What you need to do →
Locate the lines of the listing below that hold "date", then copy each of them.

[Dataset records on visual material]
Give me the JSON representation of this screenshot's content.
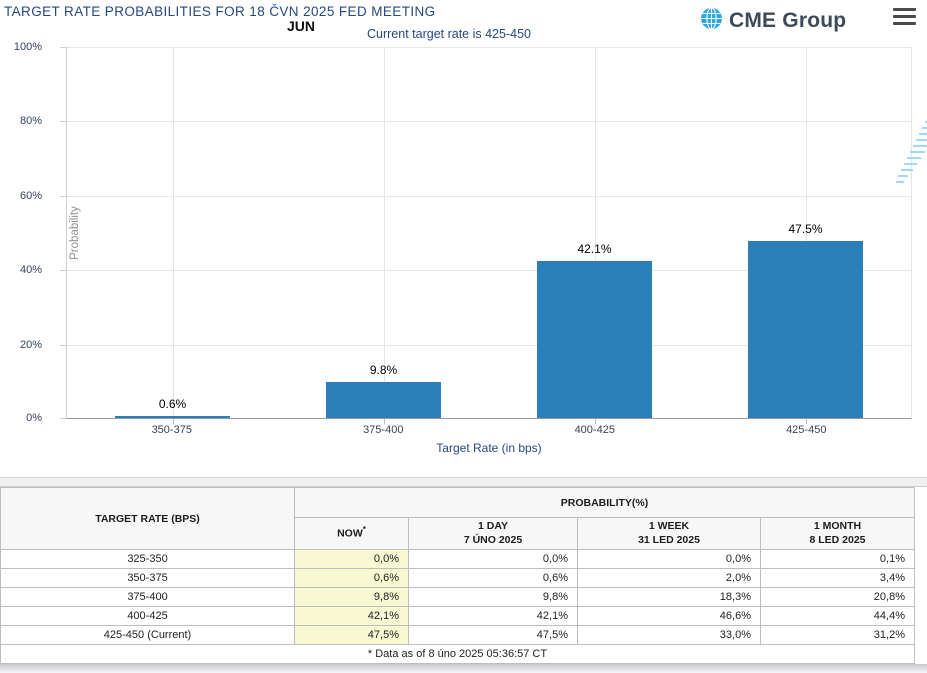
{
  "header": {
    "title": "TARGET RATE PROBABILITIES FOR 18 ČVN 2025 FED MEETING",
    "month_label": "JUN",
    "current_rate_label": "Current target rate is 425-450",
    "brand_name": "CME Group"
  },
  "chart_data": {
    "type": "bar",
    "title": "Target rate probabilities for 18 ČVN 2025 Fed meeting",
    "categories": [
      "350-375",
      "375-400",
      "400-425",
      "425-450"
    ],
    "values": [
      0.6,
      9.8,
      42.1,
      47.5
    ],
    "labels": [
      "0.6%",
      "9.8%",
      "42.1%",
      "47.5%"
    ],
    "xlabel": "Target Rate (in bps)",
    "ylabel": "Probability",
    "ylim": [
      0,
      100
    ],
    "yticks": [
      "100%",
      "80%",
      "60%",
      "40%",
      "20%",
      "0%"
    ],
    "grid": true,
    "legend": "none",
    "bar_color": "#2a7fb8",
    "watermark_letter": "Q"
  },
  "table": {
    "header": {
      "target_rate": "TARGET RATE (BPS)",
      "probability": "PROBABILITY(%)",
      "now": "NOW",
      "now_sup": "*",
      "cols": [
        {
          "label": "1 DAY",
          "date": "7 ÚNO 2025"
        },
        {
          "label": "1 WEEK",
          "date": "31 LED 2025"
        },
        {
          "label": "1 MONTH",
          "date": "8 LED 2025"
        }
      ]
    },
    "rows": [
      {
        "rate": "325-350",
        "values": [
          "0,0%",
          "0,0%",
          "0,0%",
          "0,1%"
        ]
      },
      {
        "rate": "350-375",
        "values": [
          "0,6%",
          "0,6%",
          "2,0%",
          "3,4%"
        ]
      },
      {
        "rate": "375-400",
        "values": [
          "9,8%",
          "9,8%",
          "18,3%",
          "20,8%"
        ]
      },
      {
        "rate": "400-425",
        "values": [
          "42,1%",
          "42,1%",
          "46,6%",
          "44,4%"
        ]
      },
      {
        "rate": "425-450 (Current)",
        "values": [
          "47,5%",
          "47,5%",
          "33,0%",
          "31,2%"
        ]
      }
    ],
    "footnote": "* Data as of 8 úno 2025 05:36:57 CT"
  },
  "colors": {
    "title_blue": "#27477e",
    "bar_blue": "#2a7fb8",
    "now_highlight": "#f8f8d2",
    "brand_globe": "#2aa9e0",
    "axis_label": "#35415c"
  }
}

==

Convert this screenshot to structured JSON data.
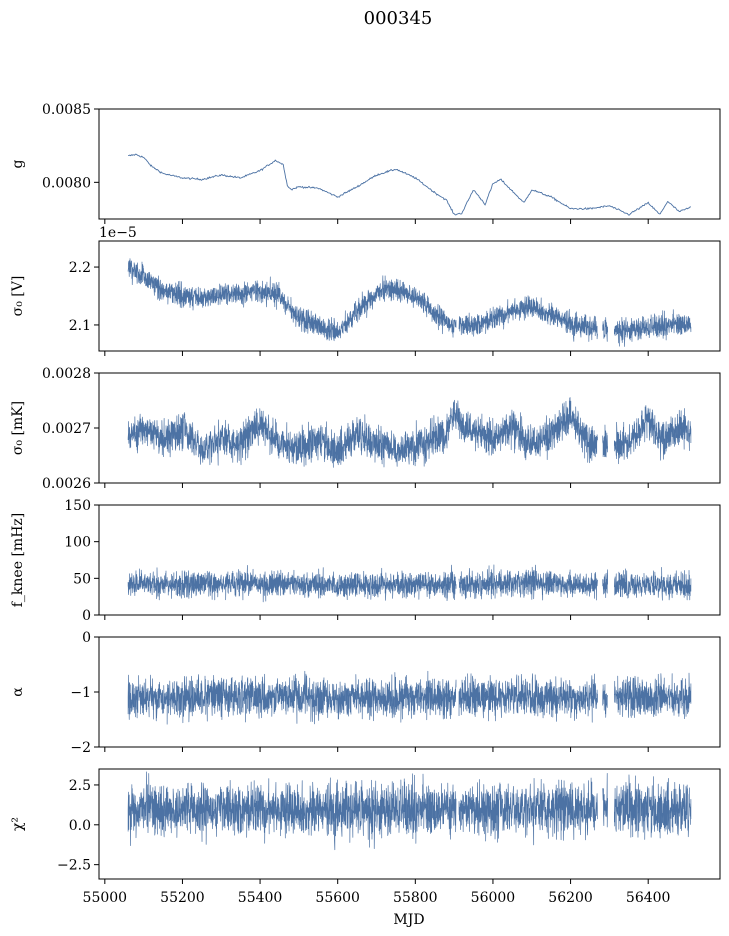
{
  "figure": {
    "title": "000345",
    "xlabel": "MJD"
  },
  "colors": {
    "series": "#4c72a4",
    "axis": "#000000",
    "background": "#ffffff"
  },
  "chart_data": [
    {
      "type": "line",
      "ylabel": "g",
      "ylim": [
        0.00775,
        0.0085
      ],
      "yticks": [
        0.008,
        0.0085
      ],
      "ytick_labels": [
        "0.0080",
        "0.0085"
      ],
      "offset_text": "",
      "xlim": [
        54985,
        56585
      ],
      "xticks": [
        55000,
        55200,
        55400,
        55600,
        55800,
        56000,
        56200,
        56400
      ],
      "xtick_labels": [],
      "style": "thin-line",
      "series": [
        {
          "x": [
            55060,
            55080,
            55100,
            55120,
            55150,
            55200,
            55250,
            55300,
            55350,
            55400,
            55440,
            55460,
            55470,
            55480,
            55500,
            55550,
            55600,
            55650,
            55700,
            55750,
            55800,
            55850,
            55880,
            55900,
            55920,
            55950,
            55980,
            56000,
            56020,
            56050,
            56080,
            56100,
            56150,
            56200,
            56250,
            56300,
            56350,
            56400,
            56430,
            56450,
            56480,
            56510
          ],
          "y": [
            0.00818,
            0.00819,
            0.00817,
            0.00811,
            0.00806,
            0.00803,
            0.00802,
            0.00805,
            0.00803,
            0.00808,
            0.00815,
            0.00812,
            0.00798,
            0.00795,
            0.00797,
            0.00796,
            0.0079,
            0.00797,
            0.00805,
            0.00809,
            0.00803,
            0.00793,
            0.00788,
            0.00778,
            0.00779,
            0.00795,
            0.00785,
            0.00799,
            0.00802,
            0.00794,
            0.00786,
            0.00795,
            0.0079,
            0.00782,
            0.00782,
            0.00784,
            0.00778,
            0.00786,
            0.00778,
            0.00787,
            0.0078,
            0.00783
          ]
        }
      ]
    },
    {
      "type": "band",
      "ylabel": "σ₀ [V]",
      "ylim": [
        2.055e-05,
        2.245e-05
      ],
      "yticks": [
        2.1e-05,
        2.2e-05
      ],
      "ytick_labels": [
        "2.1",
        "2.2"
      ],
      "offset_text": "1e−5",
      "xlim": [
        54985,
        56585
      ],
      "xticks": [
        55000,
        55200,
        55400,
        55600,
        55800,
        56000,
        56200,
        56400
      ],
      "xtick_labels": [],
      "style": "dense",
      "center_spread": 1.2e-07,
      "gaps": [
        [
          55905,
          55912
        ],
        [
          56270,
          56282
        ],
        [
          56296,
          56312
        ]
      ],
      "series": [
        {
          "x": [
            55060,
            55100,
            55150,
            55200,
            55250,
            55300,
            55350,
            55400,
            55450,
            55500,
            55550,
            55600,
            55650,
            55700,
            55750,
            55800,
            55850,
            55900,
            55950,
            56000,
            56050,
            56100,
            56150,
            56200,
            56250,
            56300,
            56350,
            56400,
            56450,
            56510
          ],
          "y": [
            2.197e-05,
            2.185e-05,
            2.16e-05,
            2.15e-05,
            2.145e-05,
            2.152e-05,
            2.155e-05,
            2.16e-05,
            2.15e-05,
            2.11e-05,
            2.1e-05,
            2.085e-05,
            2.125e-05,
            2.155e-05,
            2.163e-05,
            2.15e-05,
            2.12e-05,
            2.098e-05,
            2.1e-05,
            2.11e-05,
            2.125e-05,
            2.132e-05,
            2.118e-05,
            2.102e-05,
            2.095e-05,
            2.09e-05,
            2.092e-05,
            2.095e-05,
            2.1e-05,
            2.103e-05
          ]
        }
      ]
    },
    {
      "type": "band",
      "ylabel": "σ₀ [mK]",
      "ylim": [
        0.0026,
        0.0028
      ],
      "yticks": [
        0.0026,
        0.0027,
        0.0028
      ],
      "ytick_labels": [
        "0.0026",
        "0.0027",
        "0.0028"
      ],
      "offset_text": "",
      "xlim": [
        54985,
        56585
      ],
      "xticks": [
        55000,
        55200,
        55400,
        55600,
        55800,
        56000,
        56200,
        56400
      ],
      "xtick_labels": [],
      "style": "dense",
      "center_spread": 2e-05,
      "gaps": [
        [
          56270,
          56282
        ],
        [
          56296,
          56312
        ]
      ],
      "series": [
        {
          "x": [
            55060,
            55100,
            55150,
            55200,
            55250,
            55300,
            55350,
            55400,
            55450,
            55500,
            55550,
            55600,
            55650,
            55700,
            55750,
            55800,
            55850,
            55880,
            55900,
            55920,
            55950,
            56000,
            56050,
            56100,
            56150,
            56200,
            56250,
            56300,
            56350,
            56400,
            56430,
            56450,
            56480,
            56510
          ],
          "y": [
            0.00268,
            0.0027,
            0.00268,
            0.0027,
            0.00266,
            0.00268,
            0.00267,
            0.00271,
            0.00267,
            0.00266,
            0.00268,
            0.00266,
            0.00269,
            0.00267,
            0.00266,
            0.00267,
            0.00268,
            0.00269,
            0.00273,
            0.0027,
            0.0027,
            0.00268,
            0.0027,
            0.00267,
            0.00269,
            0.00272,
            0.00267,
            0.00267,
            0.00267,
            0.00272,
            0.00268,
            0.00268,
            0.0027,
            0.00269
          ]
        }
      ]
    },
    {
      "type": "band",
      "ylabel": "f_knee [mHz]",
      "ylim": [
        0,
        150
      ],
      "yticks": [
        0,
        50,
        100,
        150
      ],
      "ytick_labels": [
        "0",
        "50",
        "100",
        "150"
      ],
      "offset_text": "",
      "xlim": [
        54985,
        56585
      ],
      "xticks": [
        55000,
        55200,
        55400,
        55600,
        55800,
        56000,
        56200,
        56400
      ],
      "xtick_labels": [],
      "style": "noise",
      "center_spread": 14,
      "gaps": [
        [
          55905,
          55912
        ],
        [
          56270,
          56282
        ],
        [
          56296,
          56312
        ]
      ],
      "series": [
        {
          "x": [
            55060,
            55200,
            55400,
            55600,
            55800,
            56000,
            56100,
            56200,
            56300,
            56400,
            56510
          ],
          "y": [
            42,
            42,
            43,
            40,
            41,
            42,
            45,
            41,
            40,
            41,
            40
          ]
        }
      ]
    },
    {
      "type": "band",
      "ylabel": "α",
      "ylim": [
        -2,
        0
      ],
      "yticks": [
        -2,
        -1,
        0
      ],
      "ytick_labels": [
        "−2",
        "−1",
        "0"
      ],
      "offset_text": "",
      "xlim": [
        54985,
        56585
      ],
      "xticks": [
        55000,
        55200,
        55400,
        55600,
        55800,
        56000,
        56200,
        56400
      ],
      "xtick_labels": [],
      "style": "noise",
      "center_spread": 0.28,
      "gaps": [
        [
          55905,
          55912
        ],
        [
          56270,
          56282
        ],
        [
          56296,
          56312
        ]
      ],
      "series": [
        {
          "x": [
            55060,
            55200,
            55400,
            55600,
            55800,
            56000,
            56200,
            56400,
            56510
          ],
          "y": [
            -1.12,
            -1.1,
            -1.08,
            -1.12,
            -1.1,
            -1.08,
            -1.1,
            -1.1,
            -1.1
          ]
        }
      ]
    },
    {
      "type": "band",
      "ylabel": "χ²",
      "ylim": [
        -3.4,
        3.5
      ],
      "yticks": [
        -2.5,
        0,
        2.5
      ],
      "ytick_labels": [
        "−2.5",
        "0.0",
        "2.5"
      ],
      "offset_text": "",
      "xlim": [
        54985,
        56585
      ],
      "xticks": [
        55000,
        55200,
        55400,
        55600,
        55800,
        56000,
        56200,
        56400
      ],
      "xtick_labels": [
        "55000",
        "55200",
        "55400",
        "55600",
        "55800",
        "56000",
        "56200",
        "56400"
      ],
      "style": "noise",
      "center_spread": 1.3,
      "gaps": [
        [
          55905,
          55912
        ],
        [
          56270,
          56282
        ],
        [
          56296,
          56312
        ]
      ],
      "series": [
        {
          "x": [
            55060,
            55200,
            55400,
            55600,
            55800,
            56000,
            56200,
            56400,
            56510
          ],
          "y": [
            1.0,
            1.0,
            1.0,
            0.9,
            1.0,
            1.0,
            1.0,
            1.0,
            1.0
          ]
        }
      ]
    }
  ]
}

Answer to this task →
          "date": "7 ÚNO 2025"
          "date": "31 LED 2025"
          "date": "8 LED 2025"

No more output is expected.